All of the data needs to be repeated exactly.
___
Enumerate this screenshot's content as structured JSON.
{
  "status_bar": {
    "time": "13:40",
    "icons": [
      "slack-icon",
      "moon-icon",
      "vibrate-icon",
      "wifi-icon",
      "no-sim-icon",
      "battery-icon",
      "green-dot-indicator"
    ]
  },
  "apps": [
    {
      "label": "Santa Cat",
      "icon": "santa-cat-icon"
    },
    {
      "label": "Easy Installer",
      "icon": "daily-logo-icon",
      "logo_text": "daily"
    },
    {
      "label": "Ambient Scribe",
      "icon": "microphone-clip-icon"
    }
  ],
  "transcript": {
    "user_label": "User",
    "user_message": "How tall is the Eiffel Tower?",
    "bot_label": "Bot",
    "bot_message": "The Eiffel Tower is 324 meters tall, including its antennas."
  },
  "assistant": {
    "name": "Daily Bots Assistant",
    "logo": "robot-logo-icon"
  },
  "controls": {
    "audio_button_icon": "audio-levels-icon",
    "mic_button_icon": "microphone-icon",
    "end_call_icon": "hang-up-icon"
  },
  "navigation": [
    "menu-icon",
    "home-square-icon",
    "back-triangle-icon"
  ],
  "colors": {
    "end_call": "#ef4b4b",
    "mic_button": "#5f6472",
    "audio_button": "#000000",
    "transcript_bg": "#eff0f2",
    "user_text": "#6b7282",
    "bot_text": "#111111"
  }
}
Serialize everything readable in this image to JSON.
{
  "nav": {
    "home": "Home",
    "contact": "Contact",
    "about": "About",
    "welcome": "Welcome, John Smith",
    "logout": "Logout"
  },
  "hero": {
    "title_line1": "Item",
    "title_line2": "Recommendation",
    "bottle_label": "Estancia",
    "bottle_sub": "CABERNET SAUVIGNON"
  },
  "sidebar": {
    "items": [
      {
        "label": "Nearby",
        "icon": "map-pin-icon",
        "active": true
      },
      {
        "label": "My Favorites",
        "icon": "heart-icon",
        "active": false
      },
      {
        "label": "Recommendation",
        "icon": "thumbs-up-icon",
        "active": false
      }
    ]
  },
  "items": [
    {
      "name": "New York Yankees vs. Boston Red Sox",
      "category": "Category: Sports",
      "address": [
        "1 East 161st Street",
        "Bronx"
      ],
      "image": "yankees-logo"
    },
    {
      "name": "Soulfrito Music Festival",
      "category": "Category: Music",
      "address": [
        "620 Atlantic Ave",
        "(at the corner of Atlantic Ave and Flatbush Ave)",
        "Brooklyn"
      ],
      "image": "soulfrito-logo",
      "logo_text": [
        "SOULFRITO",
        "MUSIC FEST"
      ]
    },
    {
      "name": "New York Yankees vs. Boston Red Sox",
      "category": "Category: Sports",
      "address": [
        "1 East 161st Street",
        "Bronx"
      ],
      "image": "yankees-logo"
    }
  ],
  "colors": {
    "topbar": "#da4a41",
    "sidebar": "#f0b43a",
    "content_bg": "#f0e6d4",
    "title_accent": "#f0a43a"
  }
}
___
◆ CORRECT RESULT
Enumerate this screenshot's content as structured JSON.
{
  "status_bar": {
    "time": "13:40",
    "icons": [
      "slack-icon",
      "moon-icon",
      "vibrate-icon",
      "wifi-icon",
      "no-sim-icon",
      "battery-icon",
      "green-dot-indicator"
    ]
  },
  "apps": [
    {
      "label": "Santa Cat",
      "icon": "santa-cat-icon"
    },
    {
      "label": "Easy Installer",
      "icon": "daily-logo-icon",
      "logo_text": "daily"
    },
    {
      "label": "Ambient Scribe",
      "icon": "microphone-clip-icon"
    }
  ],
  "transcript": {
    "user_label": "User",
    "user_message": "How tall is the Eiffel Tower?",
    "bot_label": "Bot",
    "bot_message": "The Eiffel Tower is 324 meters tall, including its antennas."
  },
  "assistant": {
    "name": "Daily Bots Assistant",
    "logo": "robot-logo-icon"
  },
  "controls": {
    "audio_button_icon": "audio-levels-icon",
    "mic_button_icon": "microphone-icon",
    "end_call_icon": "hang-up-icon"
  },
  "navigation": [
    "menu-icon",
    "home-square-icon",
    "back-triangle-icon"
  ],
  "colors": {
    "end_call": "#ef4b4b",
    "mic_button": "#5f6472",
    "audio_button": "#000000",
    "transcript_bg": "#eff0f2",
    "user_text": "#6b7282",
    "bot_text": "#111111"
  }
}
Serialize everything readable in this image to JSON.
{
  "nav": {
    "home": "Home",
    "contact": "Contact",
    "about": "About",
    "welcome": "Welcome, John Smith",
    "logout": "Logout"
  },
  "hero": {
    "title_line1": "Item",
    "title_line2": "Recommendation",
    "bottle_label": "Estancia",
    "bottle_sub": "CABERNET SAUVIGNON"
  },
  "sidebar": {
    "items": [
      {
        "label": "Nearby",
        "icon": "map-pin-icon",
        "active": true
      },
      {
        "label": "My Favorites",
        "icon": "heart-icon",
        "active": false
      },
      {
        "label": "Recommendation",
        "icon": "thumbs-up-icon",
        "active": false
      }
    ]
  },
  "items": [
    {
      "name": "New York Yankees vs. Boston Red Sox",
      "category": "Category: Sports",
      "address": [
        "1 East 161st Street",
        "Bronx"
      ],
      "image": "yankees-logo"
    },
    {
      "name": "Soulfrito Music Festival",
      "category": "Category: Music",
      "address": [
        "620 Atlantic Ave",
        "(at the corner of Atlantic Ave and Flatbush Ave)",
        "Brooklyn"
      ],
      "image": "soulfrito-logo",
      "logo_text": [
        "SOULFRITO",
        "MUSIC FEST"
      ]
    },
    {
      "name": "New York Yankees vs. Boston Red Sox",
      "category": "Category: Sports",
      "address": [
        "1 East 161st Street",
        "Bronx"
      ],
      "image": "yankees-logo"
    }
  ],
  "colors": {
    "topbar": "#da4a41",
    "sidebar": "#f0b43a",
    "content_bg": "#f0e6d4",
    "title_accent": "#f0a43a"
  }
}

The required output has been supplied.